» **Short task**
Report how many lines in the listing below include the word "screenshot". Write nothing besides the number.

» **Working data**
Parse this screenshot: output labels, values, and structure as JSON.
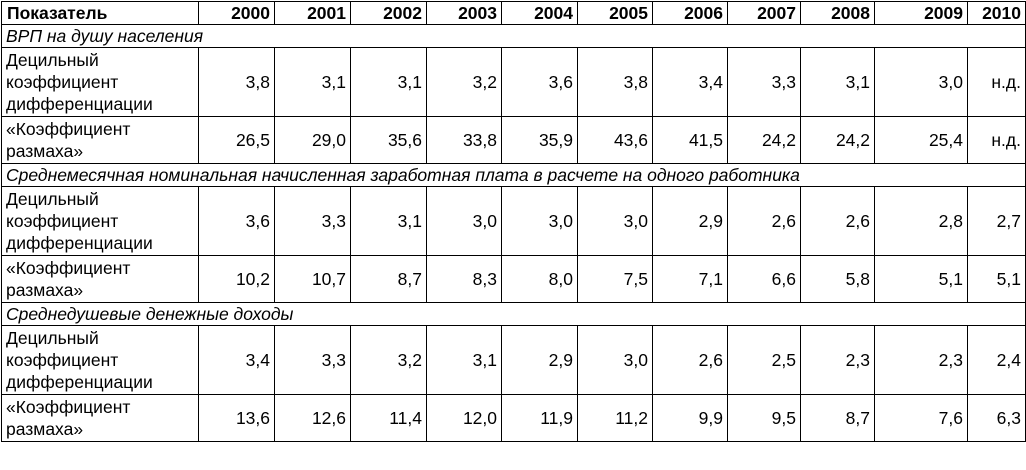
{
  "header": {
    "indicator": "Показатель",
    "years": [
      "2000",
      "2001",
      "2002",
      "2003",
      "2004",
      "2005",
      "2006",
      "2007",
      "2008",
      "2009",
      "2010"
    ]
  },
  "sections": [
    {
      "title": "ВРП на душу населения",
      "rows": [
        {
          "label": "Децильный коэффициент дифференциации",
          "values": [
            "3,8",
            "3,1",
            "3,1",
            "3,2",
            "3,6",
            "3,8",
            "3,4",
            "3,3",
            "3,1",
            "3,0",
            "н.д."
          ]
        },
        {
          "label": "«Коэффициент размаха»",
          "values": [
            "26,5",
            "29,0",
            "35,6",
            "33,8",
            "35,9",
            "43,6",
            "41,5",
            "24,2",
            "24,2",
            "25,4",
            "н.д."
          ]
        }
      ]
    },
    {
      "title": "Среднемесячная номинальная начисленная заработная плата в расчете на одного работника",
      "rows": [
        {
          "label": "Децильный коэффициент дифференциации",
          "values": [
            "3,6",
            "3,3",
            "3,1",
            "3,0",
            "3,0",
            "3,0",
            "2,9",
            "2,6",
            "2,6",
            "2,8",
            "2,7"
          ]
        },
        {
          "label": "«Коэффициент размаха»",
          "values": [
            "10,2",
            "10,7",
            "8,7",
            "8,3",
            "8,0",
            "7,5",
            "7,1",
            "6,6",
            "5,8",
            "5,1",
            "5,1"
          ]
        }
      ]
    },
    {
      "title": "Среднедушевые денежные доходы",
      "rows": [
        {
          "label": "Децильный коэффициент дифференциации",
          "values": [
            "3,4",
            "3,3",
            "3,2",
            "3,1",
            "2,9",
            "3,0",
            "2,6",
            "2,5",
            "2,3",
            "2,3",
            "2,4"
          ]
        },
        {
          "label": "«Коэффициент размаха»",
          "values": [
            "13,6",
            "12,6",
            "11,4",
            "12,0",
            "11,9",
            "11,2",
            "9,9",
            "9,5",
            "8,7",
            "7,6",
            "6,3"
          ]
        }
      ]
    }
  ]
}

==

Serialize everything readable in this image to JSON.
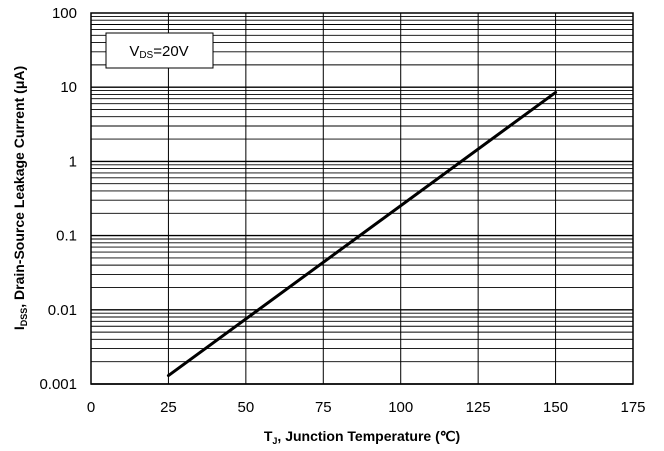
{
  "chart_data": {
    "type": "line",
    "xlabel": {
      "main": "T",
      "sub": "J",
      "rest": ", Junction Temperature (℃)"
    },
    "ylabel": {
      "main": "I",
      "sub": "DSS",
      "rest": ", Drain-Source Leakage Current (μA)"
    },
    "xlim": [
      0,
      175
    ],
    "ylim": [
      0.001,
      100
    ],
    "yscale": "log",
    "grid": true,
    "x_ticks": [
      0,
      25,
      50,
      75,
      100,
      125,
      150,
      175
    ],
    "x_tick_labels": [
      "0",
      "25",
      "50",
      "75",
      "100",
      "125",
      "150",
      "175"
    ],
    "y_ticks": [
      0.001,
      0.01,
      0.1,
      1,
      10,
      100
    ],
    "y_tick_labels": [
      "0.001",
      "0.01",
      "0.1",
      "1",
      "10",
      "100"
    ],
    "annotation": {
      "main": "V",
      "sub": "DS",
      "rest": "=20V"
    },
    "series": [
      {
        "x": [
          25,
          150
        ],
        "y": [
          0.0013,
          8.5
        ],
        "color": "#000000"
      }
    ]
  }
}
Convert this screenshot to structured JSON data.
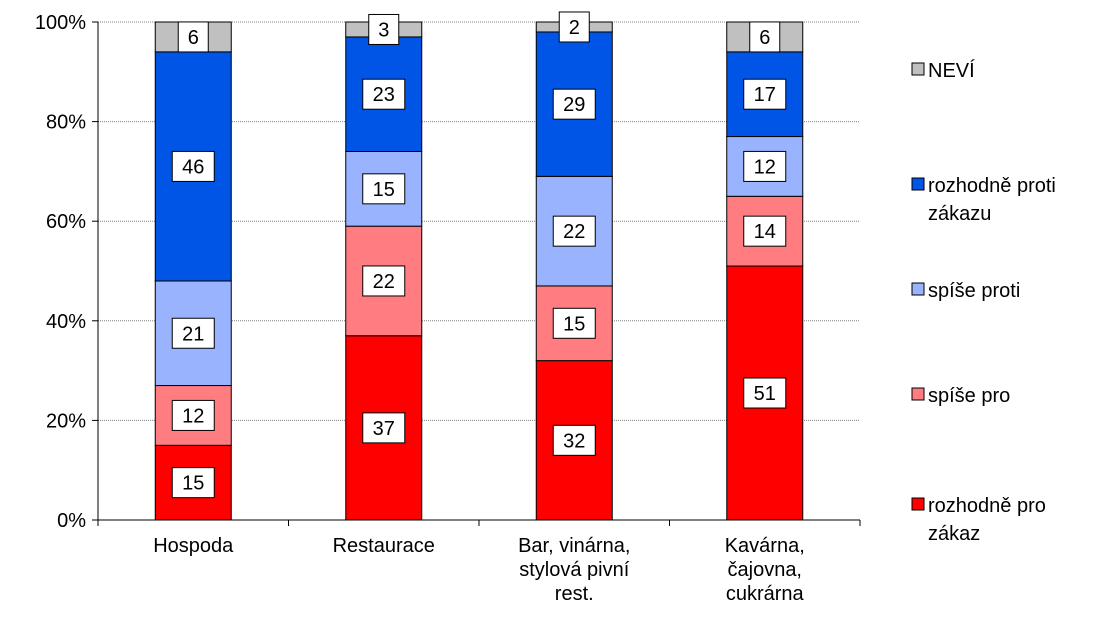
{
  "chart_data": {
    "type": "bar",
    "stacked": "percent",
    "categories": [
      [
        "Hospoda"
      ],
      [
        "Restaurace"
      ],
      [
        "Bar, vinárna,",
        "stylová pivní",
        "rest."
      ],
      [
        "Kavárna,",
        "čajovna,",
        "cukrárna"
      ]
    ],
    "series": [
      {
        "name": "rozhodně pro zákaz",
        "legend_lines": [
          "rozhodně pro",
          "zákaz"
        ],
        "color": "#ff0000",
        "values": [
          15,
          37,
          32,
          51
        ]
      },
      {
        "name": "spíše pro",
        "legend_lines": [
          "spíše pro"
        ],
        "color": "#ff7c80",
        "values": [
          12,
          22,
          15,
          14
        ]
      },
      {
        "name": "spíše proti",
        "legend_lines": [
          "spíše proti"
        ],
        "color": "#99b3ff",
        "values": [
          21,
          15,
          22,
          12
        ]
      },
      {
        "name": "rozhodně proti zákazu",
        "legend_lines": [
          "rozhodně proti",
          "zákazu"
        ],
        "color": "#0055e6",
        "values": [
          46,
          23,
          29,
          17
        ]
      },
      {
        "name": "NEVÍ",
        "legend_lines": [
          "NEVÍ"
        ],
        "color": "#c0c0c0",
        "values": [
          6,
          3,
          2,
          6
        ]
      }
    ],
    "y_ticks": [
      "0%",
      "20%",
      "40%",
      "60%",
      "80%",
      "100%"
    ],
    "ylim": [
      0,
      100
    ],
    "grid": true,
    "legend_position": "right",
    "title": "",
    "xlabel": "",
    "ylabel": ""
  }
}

» **Answer in full**
2